***** INFORMATION GIVEN

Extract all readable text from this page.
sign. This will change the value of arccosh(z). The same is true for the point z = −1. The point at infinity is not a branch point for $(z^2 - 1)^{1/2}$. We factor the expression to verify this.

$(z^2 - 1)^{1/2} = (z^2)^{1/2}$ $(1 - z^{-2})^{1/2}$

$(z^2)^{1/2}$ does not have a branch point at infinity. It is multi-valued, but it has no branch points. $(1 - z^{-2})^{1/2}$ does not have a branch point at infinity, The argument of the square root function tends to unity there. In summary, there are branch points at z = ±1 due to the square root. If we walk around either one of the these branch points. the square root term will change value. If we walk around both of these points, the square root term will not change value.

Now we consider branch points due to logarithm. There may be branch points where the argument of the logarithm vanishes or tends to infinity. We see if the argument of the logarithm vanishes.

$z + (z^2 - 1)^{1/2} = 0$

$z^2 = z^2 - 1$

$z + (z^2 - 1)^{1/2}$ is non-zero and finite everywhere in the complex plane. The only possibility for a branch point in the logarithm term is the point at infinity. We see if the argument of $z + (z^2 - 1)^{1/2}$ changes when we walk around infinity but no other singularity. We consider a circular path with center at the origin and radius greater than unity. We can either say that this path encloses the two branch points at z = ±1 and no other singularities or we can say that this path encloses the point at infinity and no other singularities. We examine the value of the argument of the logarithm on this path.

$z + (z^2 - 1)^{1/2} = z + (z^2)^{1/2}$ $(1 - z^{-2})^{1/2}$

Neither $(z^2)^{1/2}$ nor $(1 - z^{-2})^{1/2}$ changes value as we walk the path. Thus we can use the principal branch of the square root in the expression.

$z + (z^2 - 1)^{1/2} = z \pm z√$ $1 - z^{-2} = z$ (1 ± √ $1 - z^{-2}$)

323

**********

EXERCISE DIRECTIONS: Read the lines above. Gather those in which the string "expression" is found.

TASK OUTPUT:
sign. This will change the value of arccosh(z). The same is true for the point z = −1. The point at infinity is not a branch point for $(z^2 - 1)^{1/2}$. We factor the expression to verify this.
Neither $(z^2)^{1/2}$ nor $(1 - z^{-2})^{1/2}$ changes value as we walk the path. Thus we can use the principal branch of the square root in the expression.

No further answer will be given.